# DATA TO USE:
=====

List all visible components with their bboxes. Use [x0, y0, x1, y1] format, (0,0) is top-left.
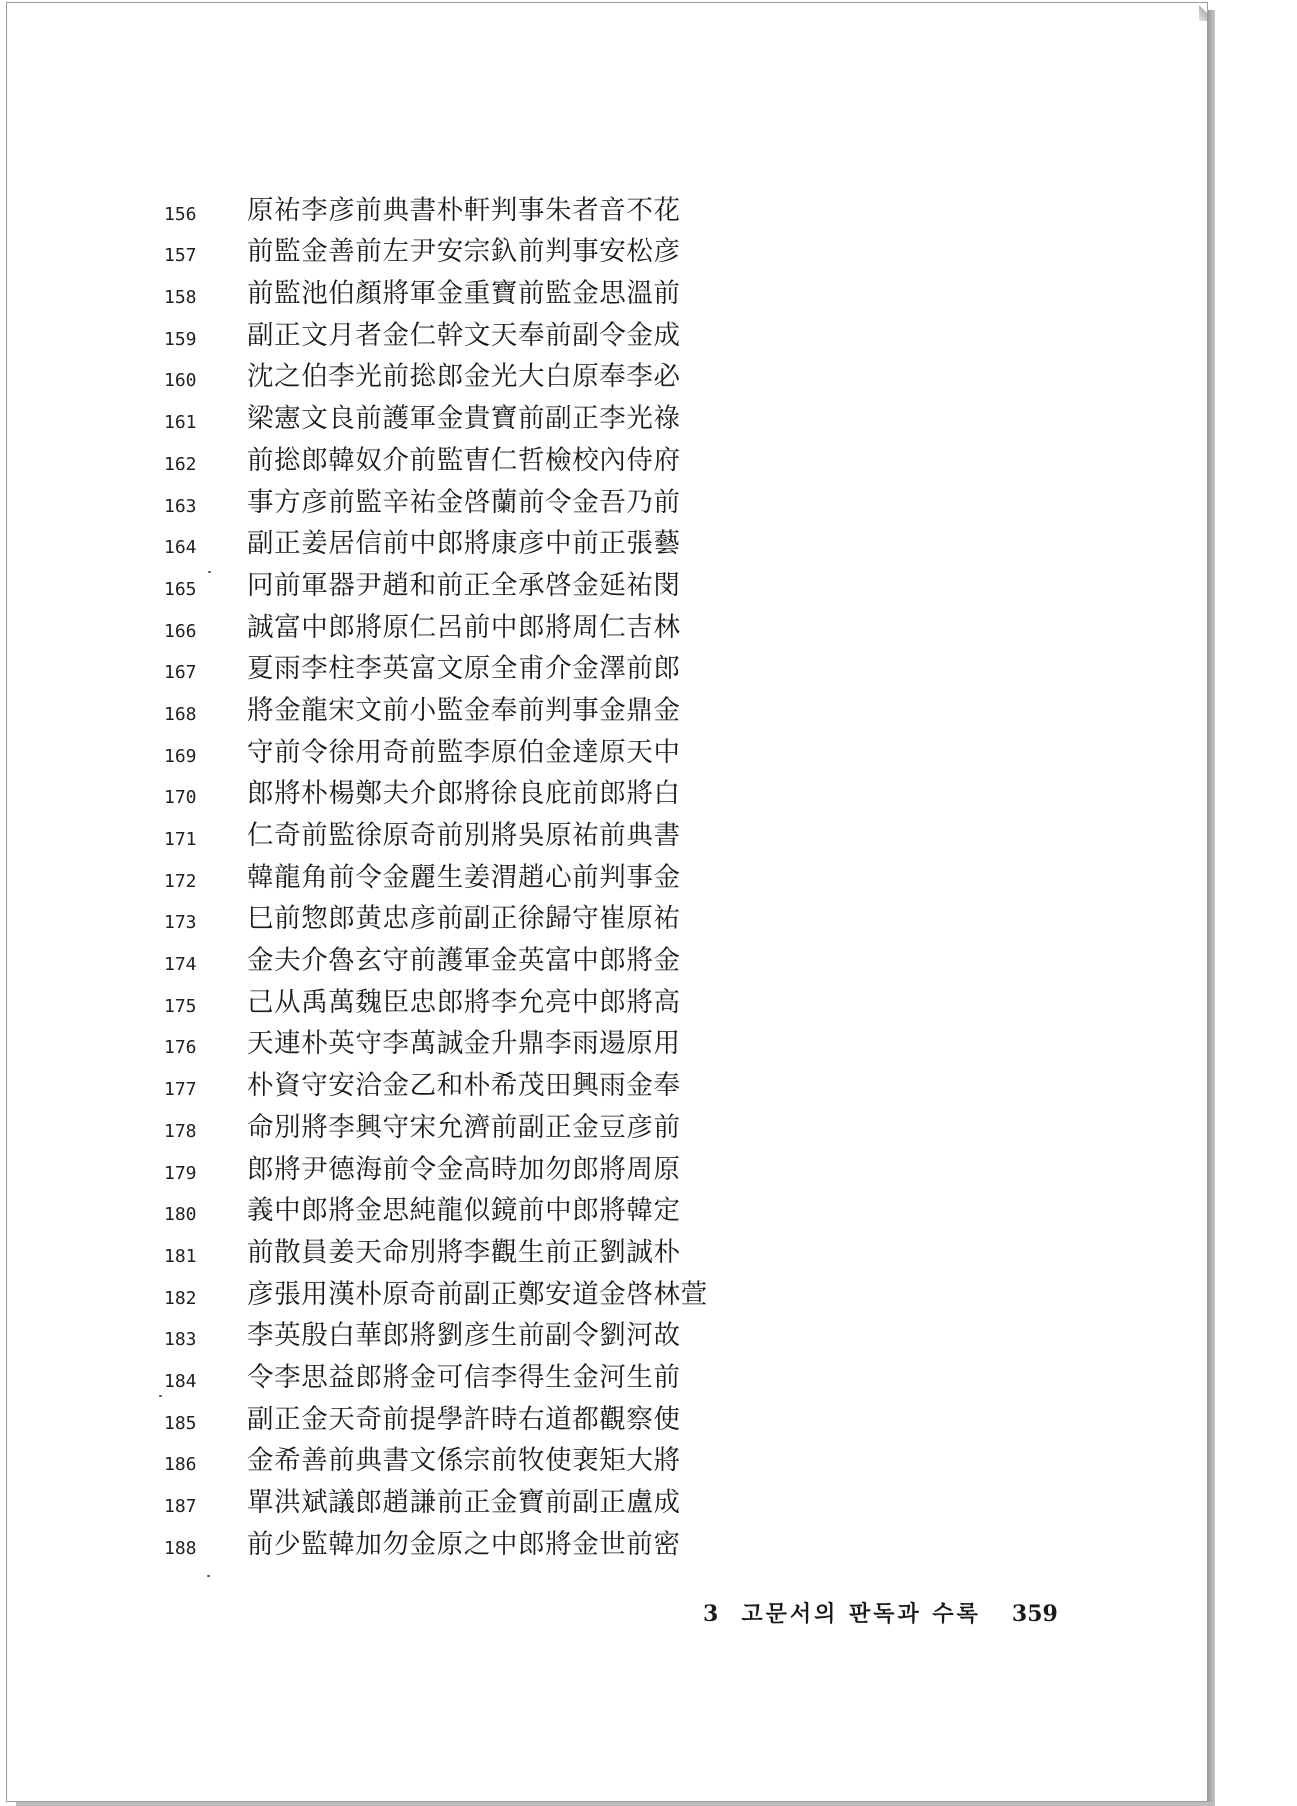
text-line — [7, 1108, 1207, 1150]
line-text: 冋前軍器尹趙和前正全承啓金延祐閔 — [247, 569, 681, 601]
text-line — [7, 1317, 1207, 1359]
line-number: 176 — [164, 1037, 197, 1059]
text-line — [7, 1525, 1207, 1567]
line-number: 184 — [164, 1370, 197, 1392]
text-line — [7, 1442, 1207, 1484]
line-text: 巳前惣郎黄忠彦前副正徐歸守崔原祐 — [247, 903, 681, 935]
line-number: 175 — [164, 995, 197, 1017]
line-text: 天連朴英守李萬誠金升鼎李雨逿原用 — [247, 1028, 681, 1060]
line-text: 守前令徐用奇前監李原伯金達原天中 — [247, 736, 681, 768]
line-text: 副正姜居信前中郎將康彦中前正張藝 — [247, 528, 681, 560]
text-line — [7, 525, 1207, 567]
line-text: 郎將朴楊鄭夫介郎將徐良庇前郎將白 — [247, 778, 681, 810]
text-line — [7, 775, 1207, 817]
line-number: 180 — [164, 1204, 197, 1226]
line-text: 沈之伯李光前捴郎金光大白原奉李必 — [247, 361, 681, 393]
text-line — [7, 650, 1207, 692]
line-text: 義中郎將金思純龍似鏡前中郎將韓定 — [247, 1195, 681, 1227]
line-text: 誠富中郎將原仁呂前中郎將周仁吉林 — [247, 611, 681, 643]
footer-chapter-number: 3 — [703, 1601, 719, 1627]
line-text: 李英殷白華郎將劉彦生前副令劉河故 — [247, 1320, 681, 1352]
line-number: 163 — [164, 495, 197, 517]
line-text: 副正文月者金仁幹文天奉前副令金成 — [247, 319, 681, 351]
text-line — [7, 1066, 1207, 1108]
text-line — [7, 233, 1207, 275]
text-line — [7, 900, 1207, 942]
text-line — [7, 358, 1207, 400]
text-line — [7, 941, 1207, 983]
text-line — [7, 608, 1207, 650]
line-number: 183 — [164, 1329, 197, 1351]
line-number: 187 — [164, 1496, 197, 1517]
line-number: 172 — [164, 870, 197, 892]
line-text: 夏雨李柱李英富文原全甫介金澤前郎 — [247, 653, 681, 685]
line-text: 己从禹萬魏臣忠郎將李允亮中郎將高 — [247, 986, 681, 1018]
line-number: 160 — [164, 370, 197, 392]
line-number: 182 — [164, 1287, 197, 1309]
line-text: 梁憲文良前護軍金貴寶前副正李光祿 — [247, 403, 681, 435]
line-number: 158 — [164, 287, 197, 309]
line-text: 仁奇前監徐原奇前別將吳原祐前典書 — [247, 820, 681, 851]
text-lines — [7, 191, 1207, 1567]
line-number: 177 — [164, 1079, 197, 1101]
line-number: 186 — [164, 1454, 197, 1476]
line-number: 171 — [164, 829, 197, 850]
line-number: 169 — [164, 745, 197, 767]
line-text: 前監金善前左尹安宗釞前判事安松彦 — [247, 236, 681, 268]
line-number: 181 — [164, 1245, 197, 1267]
footer-chapter-title: 고문서의 판독과 수록 — [741, 1602, 981, 1627]
text-line — [7, 566, 1207, 608]
line-number: 165 — [164, 578, 197, 600]
page-footer — [703, 1597, 1058, 1628]
line-number: 170 — [164, 787, 197, 809]
line-number: 178 — [164, 1120, 197, 1142]
line-text: 前捴郎韓奴介前監曺仁哲檢校內侍府 — [247, 444, 681, 476]
line-number: 164 — [164, 537, 197, 559]
line-number: 173 — [164, 912, 197, 934]
text-line — [7, 1358, 1207, 1400]
text-line — [7, 1192, 1207, 1234]
line-number: 188 — [164, 1537, 197, 1559]
line-number: 168 — [164, 703, 197, 725]
line-number: 179 — [164, 1162, 197, 1184]
line-text: 將金龍宋文前小監金奉前判事金鼎金 — [247, 694, 681, 726]
text-line — [7, 1275, 1207, 1317]
text-line — [7, 1233, 1207, 1275]
footer-page-number: 359 — [1011, 1601, 1058, 1627]
text-line — [7, 274, 1207, 316]
scan-speck — [159, 1395, 162, 1397]
line-text: 副正金天奇前提學許時右道都觀察使 — [247, 1403, 681, 1435]
line-number: 166 — [164, 620, 197, 642]
line-text: 金夫介魯玄守前護軍金英富中郎將金 — [247, 945, 681, 977]
line-text: 前監池伯顏將軍金重寶前監金思溫前 — [247, 278, 681, 310]
text-line — [7, 858, 1207, 900]
line-text: 單洪斌議郎趙謙前正金寶前副正盧成 — [247, 1487, 681, 1518]
line-number: 174 — [164, 954, 197, 976]
line-number: 162 — [164, 453, 197, 475]
line-number: 159 — [164, 328, 197, 350]
line-number: 157 — [164, 245, 197, 267]
text-line — [7, 1483, 1207, 1525]
line-text: 郎將尹德海前令金高時加勿郎將周原 — [247, 1153, 681, 1185]
text-line — [7, 399, 1207, 441]
line-text: 事方彦前監辛祐金啓蘭前令金吾乃前 — [247, 486, 681, 518]
text-line — [7, 1400, 1207, 1442]
text-line — [7, 1150, 1207, 1192]
text-line — [7, 1025, 1207, 1067]
text-line — [7, 316, 1207, 358]
text-line — [7, 191, 1207, 233]
book-page — [6, 2, 1208, 1802]
scan-speck — [208, 571, 211, 573]
page-corner-fold — [1199, 5, 1208, 21]
line-text: 韓龍角前令金麗生姜渭趙心前判事金 — [247, 861, 681, 893]
text-line — [7, 983, 1207, 1025]
text-line — [7, 816, 1207, 858]
line-text: 彦張用漢朴原奇前副正鄭安道金啓林萱 — [247, 1278, 708, 1310]
line-number: 185 — [164, 1412, 197, 1434]
text-line — [7, 483, 1207, 525]
line-text: 前散員姜天命別將李觀生前正劉誠朴 — [247, 1236, 681, 1268]
line-text: 原祐李彦前典書朴軒判事朱者音不花 — [247, 194, 681, 226]
scan-speck — [207, 1575, 210, 1577]
line-text: 命別將李興守宋允濟前副正金豆彦前 — [247, 1111, 681, 1143]
text-line — [7, 441, 1207, 483]
text-line — [7, 691, 1207, 733]
line-number: 156 — [164, 203, 197, 225]
line-text: 金希善前典書文係宗前牧使裵矩大將 — [247, 1445, 681, 1477]
line-number: 167 — [164, 662, 197, 684]
line-text: 令李思益郎將金可信李得生金河生前 — [247, 1361, 681, 1393]
page-edge-shadow — [1208, 10, 1215, 1804]
text-line — [7, 733, 1207, 775]
line-number: 161 — [164, 412, 197, 434]
page-bottom-shadow — [16, 1802, 1215, 1806]
line-text: 朴資守安洽金乙和朴希茂田興雨金奉 — [247, 1070, 681, 1102]
line-text: 前少監韓加勿金原之中郎將金世前密 — [247, 1528, 681, 1560]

=====

# INSTRUCTION:
Reproduce the material above word for word, line by line, and leave the picture out of your copy.

# FULL OUTPUT:
List all visible components with their bboxes. Use [x0, y0, x1, y1] format, (0,0) is top-left.
text-line — [7, 1108, 1207, 1150]
line-text: 冋前軍器尹趙和前正全承啓金延祐閔 — [247, 569, 681, 601]
text-line — [7, 1317, 1207, 1359]
line-number: 176 — [164, 1037, 197, 1059]
text-line — [7, 1525, 1207, 1567]
line-number: 184 — [164, 1370, 197, 1392]
text-line — [7, 1442, 1207, 1484]
line-text: 巳前惣郎黄忠彦前副正徐歸守崔原祐 — [247, 903, 681, 935]
line-number: 175 — [164, 995, 197, 1017]
line-text: 天連朴英守李萬誠金升鼎李雨逿原用 — [247, 1028, 681, 1060]
line-text: 守前令徐用奇前監李原伯金達原天中 — [247, 736, 681, 768]
line-text: 副正姜居信前中郎將康彦中前正張藝 — [247, 528, 681, 560]
text-line — [7, 525, 1207, 567]
line-text: 郎將朴楊鄭夫介郎將徐良庇前郎將白 — [247, 778, 681, 810]
text-line — [7, 775, 1207, 817]
line-number: 180 — [164, 1204, 197, 1226]
line-text: 沈之伯李光前捴郎金光大白原奉李必 — [247, 361, 681, 393]
text-line — [7, 650, 1207, 692]
line-text: 義中郎將金思純龍似鏡前中郎將韓定 — [247, 1195, 681, 1227]
line-text: 誠富中郎將原仁呂前中郎將周仁吉林 — [247, 611, 681, 643]
footer-chapter-number: 3 — [703, 1601, 719, 1627]
line-text: 李英殷白華郎將劉彦生前副令劉河故 — [247, 1320, 681, 1352]
line-number: 163 — [164, 495, 197, 517]
line-text: 副正文月者金仁幹文天奉前副令金成 — [247, 319, 681, 351]
text-line — [7, 1066, 1207, 1108]
text-line — [7, 233, 1207, 275]
text-line — [7, 900, 1207, 942]
text-line — [7, 358, 1207, 400]
text-line — [7, 941, 1207, 983]
text-line — [7, 608, 1207, 650]
line-number: 183 — [164, 1329, 197, 1351]
line-number: 187 — [164, 1496, 197, 1517]
line-number: 172 — [164, 870, 197, 892]
line-text: 夏雨李柱李英富文原全甫介金澤前郎 — [247, 653, 681, 685]
line-text: 己从禹萬魏臣忠郎將李允亮中郎將高 — [247, 986, 681, 1018]
line-number: 160 — [164, 370, 197, 392]
line-number: 182 — [164, 1287, 197, 1309]
line-text: 梁憲文良前護軍金貴寶前副正李光祿 — [247, 403, 681, 435]
line-number: 158 — [164, 287, 197, 309]
line-text: 仁奇前監徐原奇前別將吳原祐前典書 — [247, 820, 681, 851]
text-lines — [7, 191, 1207, 1567]
line-number: 177 — [164, 1079, 197, 1101]
line-number: 186 — [164, 1454, 197, 1476]
line-number: 171 — [164, 829, 197, 850]
line-number: 169 — [164, 745, 197, 767]
line-text: 前監金善前左尹安宗釞前判事安松彦 — [247, 236, 681, 268]
line-number: 181 — [164, 1245, 197, 1267]
footer-chapter-title: 고문서의 판독과 수록 — [741, 1602, 981, 1627]
text-line — [7, 566, 1207, 608]
line-number: 165 — [164, 578, 197, 600]
page-footer — [703, 1597, 1058, 1628]
line-number: 170 — [164, 787, 197, 809]
line-number: 178 — [164, 1120, 197, 1142]
line-text: 前捴郎韓奴介前監曺仁哲檢校內侍府 — [247, 444, 681, 476]
line-number: 164 — [164, 537, 197, 559]
line-number: 173 — [164, 912, 197, 934]
text-line — [7, 1358, 1207, 1400]
text-line — [7, 1192, 1207, 1234]
line-number: 188 — [164, 1537, 197, 1559]
line-number: 168 — [164, 703, 197, 725]
line-number: 179 — [164, 1162, 197, 1184]
line-text: 將金龍宋文前小監金奉前判事金鼎金 — [247, 694, 681, 726]
text-line — [7, 1275, 1207, 1317]
text-line — [7, 1233, 1207, 1275]
footer-page-number: 359 — [1011, 1601, 1058, 1627]
text-line — [7, 274, 1207, 316]
scan-speck — [159, 1395, 162, 1397]
line-text: 副正金天奇前提學許時右道都觀察使 — [247, 1403, 681, 1435]
line-number: 166 — [164, 620, 197, 642]
line-text: 金夫介魯玄守前護軍金英富中郎將金 — [247, 945, 681, 977]
line-text: 前監池伯顏將軍金重寶前監金思溫前 — [247, 278, 681, 310]
text-line — [7, 858, 1207, 900]
line-text: 單洪斌議郎趙謙前正金寶前副正盧成 — [247, 1487, 681, 1518]
line-number: 174 — [164, 954, 197, 976]
line-number: 162 — [164, 453, 197, 475]
line-number: 159 — [164, 328, 197, 350]
line-number: 157 — [164, 245, 197, 267]
text-line — [7, 1483, 1207, 1525]
line-text: 郎將尹德海前令金高時加勿郎將周原 — [247, 1153, 681, 1185]
text-line — [7, 399, 1207, 441]
line-text: 事方彦前監辛祐金啓蘭前令金吾乃前 — [247, 486, 681, 518]
text-line — [7, 1400, 1207, 1442]
text-line — [7, 1150, 1207, 1192]
text-line — [7, 1025, 1207, 1067]
text-line — [7, 316, 1207, 358]
text-line — [7, 191, 1207, 233]
book-page — [6, 2, 1208, 1802]
scan-speck — [208, 571, 211, 573]
page-corner-fold — [1199, 5, 1208, 21]
line-text: 韓龍角前令金麗生姜渭趙心前判事金 — [247, 861, 681, 893]
text-line — [7, 983, 1207, 1025]
text-line — [7, 816, 1207, 858]
line-text: 彦張用漢朴原奇前副正鄭安道金啓林萱 — [247, 1278, 708, 1310]
line-number: 185 — [164, 1412, 197, 1434]
text-line — [7, 483, 1207, 525]
line-text: 前散員姜天命別將李觀生前正劉誠朴 — [247, 1236, 681, 1268]
line-text: 原祐李彦前典書朴軒判事朱者音不花 — [247, 194, 681, 226]
scan-speck — [207, 1575, 210, 1577]
line-text: 命別將李興守宋允濟前副正金豆彦前 — [247, 1111, 681, 1143]
text-line — [7, 441, 1207, 483]
text-line — [7, 691, 1207, 733]
line-number: 156 — [164, 203, 197, 225]
line-text: 金希善前典書文係宗前牧使裵矩大將 — [247, 1445, 681, 1477]
line-number: 167 — [164, 662, 197, 684]
line-text: 令李思益郎將金可信李得生金河生前 — [247, 1361, 681, 1393]
page-edge-shadow — [1208, 10, 1215, 1804]
text-line — [7, 733, 1207, 775]
line-number: 161 — [164, 412, 197, 434]
page-bottom-shadow — [16, 1802, 1215, 1806]
line-text: 朴資守安洽金乙和朴希茂田興雨金奉 — [247, 1070, 681, 1102]
line-text: 前少監韓加勿金原之中郎將金世前密 — [247, 1528, 681, 1560]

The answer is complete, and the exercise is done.